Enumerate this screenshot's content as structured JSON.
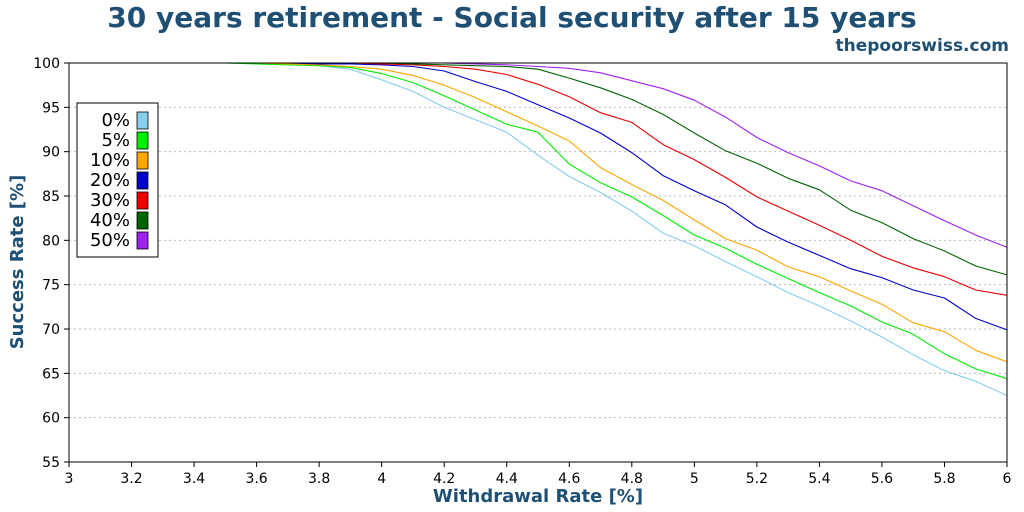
{
  "title": "30 years retirement - Social security after 15 years",
  "watermark": "thepoorswiss.com",
  "colors": {
    "title": "#1f5073",
    "grid": "#bbbbbb"
  },
  "chart_data": {
    "type": "line",
    "title": "30 years retirement - Social security after 15 years",
    "xlabel": "Withdrawal Rate [%]",
    "ylabel": "Success Rate [%]",
    "xlim": [
      3,
      6
    ],
    "ylim": [
      55,
      100
    ],
    "xticks": [
      "3",
      "3.2",
      "3.4",
      "3.6",
      "3.8",
      "4",
      "4.2",
      "4.4",
      "4.6",
      "4.8",
      "5",
      "5.2",
      "5.4",
      "5.6",
      "5.8",
      "6"
    ],
    "yticks": [
      "55",
      "60",
      "65",
      "70",
      "75",
      "80",
      "85",
      "90",
      "95",
      "100"
    ],
    "grid": "horizontal dotted",
    "legend_position": "upper-left",
    "x": [
      3.0,
      3.1,
      3.2,
      3.3,
      3.4,
      3.5,
      3.6,
      3.7,
      3.8,
      3.9,
      4.0,
      4.1,
      4.2,
      4.3,
      4.4,
      4.5,
      4.6,
      4.7,
      4.8,
      4.9,
      5.0,
      5.1,
      5.2,
      5.3,
      5.4,
      5.5,
      5.6,
      5.7,
      5.8,
      5.9,
      6.0
    ],
    "series": [
      {
        "name": "0%",
        "color": "#87ceeb",
        "values": [
          100,
          100,
          100,
          100,
          100,
          100,
          99.9,
          99.8,
          99.7,
          99.3,
          98.1,
          96.8,
          95.0,
          93.6,
          92.2,
          89.6,
          87.2,
          85.4,
          83.3,
          80.8,
          79.4,
          77.6,
          75.9,
          74.1,
          72.6,
          70.9,
          69.1,
          67.1,
          65.3,
          64.1,
          62.5
        ]
      },
      {
        "name": "5%",
        "color": "#00ee00",
        "values": [
          100,
          100,
          100,
          100,
          100,
          100,
          99.9,
          99.8,
          99.7,
          99.5,
          98.8,
          97.8,
          96.3,
          94.7,
          93.1,
          92.2,
          88.6,
          86.5,
          84.9,
          82.8,
          80.6,
          79.1,
          77.3,
          75.7,
          74.1,
          72.6,
          70.8,
          69.4,
          67.2,
          65.5,
          64.4
        ]
      },
      {
        "name": "10%",
        "color": "#ffa500",
        "values": [
          100,
          100,
          100,
          100,
          100,
          100,
          100,
          99.9,
          99.8,
          99.6,
          99.3,
          98.6,
          97.5,
          96.1,
          94.5,
          92.9,
          91.2,
          88.2,
          86.3,
          84.5,
          82.3,
          80.2,
          78.9,
          77.0,
          75.9,
          74.3,
          72.8,
          70.7,
          69.7,
          67.6,
          66.3
        ]
      },
      {
        "name": "20%",
        "color": "#0000cd",
        "values": [
          100,
          100,
          100,
          100,
          100,
          100,
          100,
          100,
          99.9,
          99.9,
          99.8,
          99.6,
          99.1,
          97.9,
          96.8,
          95.3,
          93.8,
          92.1,
          89.9,
          87.3,
          85.6,
          84.0,
          81.5,
          79.8,
          78.3,
          76.8,
          75.8,
          74.4,
          73.5,
          71.2,
          69.9
        ]
      },
      {
        "name": "30%",
        "color": "#ee0000",
        "values": [
          100,
          100,
          100,
          100,
          100,
          100,
          100,
          100,
          100,
          100,
          99.9,
          99.8,
          99.6,
          99.3,
          98.7,
          97.6,
          96.2,
          94.4,
          93.3,
          90.8,
          89.1,
          87.1,
          84.9,
          83.3,
          81.7,
          80.0,
          78.2,
          76.9,
          75.9,
          74.4,
          73.8
        ]
      },
      {
        "name": "40%",
        "color": "#006400",
        "values": [
          100,
          100,
          100,
          100,
          100,
          100,
          100,
          100,
          100,
          100,
          100,
          99.9,
          99.8,
          99.7,
          99.6,
          99.3,
          98.3,
          97.2,
          95.9,
          94.2,
          92.1,
          90.1,
          88.7,
          87.0,
          85.7,
          83.4,
          82.0,
          80.2,
          78.8,
          77.1,
          76.1
        ]
      },
      {
        "name": "50%",
        "color": "#a020f0",
        "values": [
          100,
          100,
          100,
          100,
          100,
          100,
          100,
          100,
          100,
          100,
          100,
          100,
          100,
          99.9,
          99.8,
          99.6,
          99.4,
          98.9,
          98.0,
          97.1,
          95.8,
          93.9,
          91.6,
          89.9,
          88.4,
          86.7,
          85.6,
          83.9,
          82.2,
          80.6,
          79.2
        ]
      }
    ]
  }
}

§ **Objective**:
Show every line above in which the word "years" occurs.

§ **The output**:
  "title": "30 years retirement - Social security after 15 years",
    "title": "30 years retirement - Social security after 15 years",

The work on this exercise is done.